Goal: Reproduce exactly, with no other output, every line of the data below from the line containing "Read the values" to the end, inclusive.

Stored rows:
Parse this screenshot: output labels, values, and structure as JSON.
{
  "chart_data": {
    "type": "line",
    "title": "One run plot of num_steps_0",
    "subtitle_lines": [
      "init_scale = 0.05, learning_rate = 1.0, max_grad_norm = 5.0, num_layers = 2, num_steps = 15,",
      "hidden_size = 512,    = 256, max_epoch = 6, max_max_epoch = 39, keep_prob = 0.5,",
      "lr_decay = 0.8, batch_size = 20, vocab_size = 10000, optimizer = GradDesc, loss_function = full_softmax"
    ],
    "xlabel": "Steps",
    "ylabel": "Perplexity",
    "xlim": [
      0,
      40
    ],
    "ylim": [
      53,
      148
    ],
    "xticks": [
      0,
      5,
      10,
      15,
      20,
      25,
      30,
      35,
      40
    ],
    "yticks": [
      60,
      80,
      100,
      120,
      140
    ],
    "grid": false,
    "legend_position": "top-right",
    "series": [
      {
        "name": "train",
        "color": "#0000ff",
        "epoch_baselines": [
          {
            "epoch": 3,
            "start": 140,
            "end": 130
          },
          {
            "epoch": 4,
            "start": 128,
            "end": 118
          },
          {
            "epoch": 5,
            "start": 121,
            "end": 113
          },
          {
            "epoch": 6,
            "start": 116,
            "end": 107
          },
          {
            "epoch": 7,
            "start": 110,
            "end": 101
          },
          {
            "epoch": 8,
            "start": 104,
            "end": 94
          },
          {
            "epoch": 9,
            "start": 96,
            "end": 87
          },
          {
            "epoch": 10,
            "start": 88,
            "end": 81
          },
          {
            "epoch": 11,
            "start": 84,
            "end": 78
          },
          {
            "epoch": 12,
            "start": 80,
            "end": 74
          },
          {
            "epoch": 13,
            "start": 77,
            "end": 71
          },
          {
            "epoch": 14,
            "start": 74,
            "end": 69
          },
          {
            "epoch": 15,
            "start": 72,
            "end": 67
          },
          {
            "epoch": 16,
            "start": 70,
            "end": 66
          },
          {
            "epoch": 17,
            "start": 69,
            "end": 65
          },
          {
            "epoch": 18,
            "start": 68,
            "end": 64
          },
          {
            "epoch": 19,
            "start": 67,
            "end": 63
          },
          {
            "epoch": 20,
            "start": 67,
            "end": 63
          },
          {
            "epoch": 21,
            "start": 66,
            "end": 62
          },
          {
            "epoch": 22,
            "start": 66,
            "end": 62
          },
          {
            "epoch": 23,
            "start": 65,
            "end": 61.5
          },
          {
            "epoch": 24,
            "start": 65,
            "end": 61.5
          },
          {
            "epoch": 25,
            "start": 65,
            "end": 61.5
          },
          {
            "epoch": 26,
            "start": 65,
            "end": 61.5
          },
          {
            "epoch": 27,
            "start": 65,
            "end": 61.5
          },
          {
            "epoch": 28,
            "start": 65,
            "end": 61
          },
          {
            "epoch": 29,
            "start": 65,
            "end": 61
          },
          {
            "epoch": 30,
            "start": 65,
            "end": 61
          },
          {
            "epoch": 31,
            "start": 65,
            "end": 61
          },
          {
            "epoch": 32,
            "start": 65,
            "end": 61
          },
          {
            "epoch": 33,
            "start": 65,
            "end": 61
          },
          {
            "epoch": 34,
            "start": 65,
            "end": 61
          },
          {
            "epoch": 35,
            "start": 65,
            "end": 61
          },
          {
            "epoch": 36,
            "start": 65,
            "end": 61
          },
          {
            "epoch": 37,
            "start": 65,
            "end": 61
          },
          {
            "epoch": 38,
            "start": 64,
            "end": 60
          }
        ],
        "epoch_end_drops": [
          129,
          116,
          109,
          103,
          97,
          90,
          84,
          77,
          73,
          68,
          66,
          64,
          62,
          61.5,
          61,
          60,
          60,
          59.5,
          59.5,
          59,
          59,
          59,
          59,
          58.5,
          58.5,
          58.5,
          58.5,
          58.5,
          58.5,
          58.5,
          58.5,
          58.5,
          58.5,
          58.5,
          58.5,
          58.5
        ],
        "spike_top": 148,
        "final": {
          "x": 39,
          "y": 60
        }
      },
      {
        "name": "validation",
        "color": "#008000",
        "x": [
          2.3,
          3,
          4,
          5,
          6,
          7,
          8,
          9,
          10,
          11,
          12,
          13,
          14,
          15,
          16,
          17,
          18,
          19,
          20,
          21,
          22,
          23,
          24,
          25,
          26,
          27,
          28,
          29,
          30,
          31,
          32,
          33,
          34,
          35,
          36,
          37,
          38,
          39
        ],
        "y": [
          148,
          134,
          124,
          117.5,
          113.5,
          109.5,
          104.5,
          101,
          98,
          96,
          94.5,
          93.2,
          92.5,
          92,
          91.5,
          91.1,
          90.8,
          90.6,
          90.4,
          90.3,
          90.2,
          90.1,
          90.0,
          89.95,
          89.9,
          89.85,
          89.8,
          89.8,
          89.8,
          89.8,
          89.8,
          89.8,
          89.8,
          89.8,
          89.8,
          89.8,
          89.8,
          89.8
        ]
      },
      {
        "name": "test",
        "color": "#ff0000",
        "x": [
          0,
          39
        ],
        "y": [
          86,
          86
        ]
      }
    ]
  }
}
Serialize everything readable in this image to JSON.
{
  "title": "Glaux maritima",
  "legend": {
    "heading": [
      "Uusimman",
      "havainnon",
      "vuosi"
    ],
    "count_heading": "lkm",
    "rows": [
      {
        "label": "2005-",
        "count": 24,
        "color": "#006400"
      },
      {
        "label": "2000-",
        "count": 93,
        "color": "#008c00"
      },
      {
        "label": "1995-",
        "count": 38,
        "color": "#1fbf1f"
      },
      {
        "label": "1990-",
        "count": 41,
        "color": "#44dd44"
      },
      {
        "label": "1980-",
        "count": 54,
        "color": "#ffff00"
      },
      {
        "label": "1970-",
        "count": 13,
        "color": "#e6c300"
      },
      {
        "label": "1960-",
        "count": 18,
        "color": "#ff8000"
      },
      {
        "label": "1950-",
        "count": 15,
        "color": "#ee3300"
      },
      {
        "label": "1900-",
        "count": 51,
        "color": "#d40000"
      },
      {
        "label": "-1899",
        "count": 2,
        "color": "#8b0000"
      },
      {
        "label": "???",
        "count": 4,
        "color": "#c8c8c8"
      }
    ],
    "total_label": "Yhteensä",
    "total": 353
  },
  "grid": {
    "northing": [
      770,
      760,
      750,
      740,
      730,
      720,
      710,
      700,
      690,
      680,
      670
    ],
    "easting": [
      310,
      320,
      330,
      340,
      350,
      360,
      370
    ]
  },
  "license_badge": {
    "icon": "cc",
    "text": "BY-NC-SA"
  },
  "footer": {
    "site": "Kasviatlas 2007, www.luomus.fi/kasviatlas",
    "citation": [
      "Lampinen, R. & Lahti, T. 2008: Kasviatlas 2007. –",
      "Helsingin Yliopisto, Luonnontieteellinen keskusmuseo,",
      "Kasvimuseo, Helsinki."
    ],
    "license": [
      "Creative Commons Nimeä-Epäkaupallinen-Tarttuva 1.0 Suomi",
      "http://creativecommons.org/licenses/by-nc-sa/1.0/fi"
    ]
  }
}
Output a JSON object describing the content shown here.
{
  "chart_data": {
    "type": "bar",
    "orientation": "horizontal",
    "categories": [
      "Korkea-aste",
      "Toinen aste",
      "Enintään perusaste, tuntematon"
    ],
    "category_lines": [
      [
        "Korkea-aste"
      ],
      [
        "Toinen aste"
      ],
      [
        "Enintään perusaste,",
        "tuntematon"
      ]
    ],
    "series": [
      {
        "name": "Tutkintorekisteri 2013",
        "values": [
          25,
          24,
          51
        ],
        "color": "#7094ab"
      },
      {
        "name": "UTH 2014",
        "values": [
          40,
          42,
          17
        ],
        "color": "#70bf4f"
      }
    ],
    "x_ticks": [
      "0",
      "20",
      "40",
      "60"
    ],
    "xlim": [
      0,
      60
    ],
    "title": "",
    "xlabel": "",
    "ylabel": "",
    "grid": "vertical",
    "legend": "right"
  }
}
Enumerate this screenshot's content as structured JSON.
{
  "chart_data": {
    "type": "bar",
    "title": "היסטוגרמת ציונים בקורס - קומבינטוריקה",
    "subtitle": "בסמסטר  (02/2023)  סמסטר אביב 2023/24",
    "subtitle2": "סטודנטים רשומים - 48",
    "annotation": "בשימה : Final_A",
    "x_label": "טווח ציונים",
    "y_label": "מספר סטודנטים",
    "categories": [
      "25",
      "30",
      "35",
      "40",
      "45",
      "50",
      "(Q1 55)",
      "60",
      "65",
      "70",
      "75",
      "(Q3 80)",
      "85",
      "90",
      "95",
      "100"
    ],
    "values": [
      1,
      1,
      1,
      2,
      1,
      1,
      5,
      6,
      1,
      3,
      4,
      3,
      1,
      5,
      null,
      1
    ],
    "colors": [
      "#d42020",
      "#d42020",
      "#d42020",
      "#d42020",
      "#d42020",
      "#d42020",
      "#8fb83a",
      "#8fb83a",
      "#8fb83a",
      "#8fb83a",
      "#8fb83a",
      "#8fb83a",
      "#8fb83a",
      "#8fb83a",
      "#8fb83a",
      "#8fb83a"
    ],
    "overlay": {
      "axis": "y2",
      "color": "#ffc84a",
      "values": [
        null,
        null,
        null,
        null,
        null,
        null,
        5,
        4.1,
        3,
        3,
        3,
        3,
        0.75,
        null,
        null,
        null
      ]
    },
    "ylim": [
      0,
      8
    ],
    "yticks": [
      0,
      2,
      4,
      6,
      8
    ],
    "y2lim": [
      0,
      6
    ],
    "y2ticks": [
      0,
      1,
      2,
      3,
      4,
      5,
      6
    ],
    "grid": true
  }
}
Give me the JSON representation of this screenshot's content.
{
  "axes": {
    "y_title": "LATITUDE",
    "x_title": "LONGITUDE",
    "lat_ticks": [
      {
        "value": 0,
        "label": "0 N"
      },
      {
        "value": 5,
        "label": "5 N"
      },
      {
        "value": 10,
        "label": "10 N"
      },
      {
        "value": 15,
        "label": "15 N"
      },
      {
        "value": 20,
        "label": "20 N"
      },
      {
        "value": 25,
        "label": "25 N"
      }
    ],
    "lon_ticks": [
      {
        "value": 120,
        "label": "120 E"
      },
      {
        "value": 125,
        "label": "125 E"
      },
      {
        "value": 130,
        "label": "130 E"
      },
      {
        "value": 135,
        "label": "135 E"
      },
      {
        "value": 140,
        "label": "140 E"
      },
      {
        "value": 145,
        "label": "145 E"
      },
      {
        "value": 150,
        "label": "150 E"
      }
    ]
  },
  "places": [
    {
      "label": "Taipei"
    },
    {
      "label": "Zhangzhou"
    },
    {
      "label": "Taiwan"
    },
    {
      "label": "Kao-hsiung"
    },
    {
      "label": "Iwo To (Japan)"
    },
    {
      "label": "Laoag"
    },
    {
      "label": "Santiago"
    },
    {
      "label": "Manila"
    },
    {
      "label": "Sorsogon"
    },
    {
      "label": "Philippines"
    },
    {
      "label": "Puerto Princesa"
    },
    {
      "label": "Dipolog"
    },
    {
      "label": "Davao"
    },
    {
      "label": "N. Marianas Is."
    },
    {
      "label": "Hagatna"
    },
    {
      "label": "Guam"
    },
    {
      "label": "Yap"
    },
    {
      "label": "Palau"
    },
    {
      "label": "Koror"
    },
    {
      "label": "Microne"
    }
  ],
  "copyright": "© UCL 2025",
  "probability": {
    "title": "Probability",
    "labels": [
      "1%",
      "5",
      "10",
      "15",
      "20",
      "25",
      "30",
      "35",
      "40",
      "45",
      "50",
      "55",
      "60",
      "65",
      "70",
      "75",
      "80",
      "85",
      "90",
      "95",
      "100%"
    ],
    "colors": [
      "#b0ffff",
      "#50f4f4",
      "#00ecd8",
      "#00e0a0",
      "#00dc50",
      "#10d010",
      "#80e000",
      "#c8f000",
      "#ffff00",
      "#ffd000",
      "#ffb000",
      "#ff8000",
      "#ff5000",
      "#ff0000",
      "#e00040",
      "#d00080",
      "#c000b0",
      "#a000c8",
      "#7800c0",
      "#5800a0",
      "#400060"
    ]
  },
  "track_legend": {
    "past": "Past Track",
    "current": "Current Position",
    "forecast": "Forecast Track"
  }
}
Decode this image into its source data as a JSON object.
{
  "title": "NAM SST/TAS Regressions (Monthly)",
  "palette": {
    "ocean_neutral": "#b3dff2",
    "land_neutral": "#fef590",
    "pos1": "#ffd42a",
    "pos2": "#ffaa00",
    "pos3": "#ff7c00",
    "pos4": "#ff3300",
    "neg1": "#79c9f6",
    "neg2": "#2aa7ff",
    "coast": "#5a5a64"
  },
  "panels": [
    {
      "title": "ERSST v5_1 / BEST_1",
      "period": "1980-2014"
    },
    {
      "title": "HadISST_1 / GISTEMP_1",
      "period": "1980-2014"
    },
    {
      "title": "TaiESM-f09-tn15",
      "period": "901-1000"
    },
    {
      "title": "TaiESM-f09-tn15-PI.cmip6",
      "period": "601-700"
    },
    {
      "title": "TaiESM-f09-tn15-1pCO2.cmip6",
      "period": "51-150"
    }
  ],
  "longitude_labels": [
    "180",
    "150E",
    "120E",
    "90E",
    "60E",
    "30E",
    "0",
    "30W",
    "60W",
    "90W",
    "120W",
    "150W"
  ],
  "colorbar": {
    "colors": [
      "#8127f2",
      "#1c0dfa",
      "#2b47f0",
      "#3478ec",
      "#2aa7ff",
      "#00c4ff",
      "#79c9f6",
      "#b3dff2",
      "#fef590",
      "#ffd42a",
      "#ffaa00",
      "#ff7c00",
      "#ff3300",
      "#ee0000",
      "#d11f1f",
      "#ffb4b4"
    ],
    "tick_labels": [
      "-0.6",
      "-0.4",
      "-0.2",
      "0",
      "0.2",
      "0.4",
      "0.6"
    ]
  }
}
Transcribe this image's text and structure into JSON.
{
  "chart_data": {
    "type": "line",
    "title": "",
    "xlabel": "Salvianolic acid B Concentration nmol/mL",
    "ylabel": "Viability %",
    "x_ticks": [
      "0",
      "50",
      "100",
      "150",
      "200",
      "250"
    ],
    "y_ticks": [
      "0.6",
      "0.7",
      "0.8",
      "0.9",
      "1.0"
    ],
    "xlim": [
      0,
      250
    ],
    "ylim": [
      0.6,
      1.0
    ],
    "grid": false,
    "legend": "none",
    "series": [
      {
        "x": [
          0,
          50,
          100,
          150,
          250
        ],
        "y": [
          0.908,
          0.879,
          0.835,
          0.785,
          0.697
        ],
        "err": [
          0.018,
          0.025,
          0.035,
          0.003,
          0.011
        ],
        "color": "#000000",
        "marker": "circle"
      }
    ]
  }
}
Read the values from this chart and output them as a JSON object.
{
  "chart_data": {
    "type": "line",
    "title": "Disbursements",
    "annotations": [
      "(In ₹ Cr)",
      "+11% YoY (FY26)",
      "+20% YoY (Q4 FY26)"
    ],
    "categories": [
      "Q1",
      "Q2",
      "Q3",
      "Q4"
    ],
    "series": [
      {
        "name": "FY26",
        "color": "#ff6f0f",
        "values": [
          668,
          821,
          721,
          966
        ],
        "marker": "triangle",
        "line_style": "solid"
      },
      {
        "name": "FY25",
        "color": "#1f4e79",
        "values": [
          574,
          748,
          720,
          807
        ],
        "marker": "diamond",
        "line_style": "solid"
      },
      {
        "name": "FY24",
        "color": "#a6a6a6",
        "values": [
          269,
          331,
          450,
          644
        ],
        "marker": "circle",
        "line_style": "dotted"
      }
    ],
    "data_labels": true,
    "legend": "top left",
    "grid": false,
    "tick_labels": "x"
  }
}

Task result:
Read the values from this chart and output them as a JSON object.
{
  "chart_data": {
    "type": "line",
    "title": "Disbursements",
    "annotations": [
      "(In ₹ Cr)",
      "+11% YoY (FY26)",
      "+20% YoY (Q4 FY26)"
    ],
    "categories": [
      "Q1",
      "Q2",
      "Q3",
      "Q4"
    ],
    "series": [
      {
        "name": "FY26",
        "color": "#ff6f0f",
        "values": [
          668,
          821,
          721,
          966
        ],
        "marker": "triangle",
        "line_style": "solid"
      },
      {
        "name": "FY25",
        "color": "#1f4e79",
        "values": [
          574,
          748,
          720,
          807
        ],
        "marker": "diamond",
        "line_style": "solid"
      },
      {
        "name": "FY24",
        "color": "#a6a6a6",
        "values": [
          269,
          331,
          450,
          644
        ],
        "marker": "circle",
        "line_style": "dotted"
      }
    ],
    "data_labels": true,
    "legend": "top left",
    "grid": false,
    "tick_labels": "x"
  }
}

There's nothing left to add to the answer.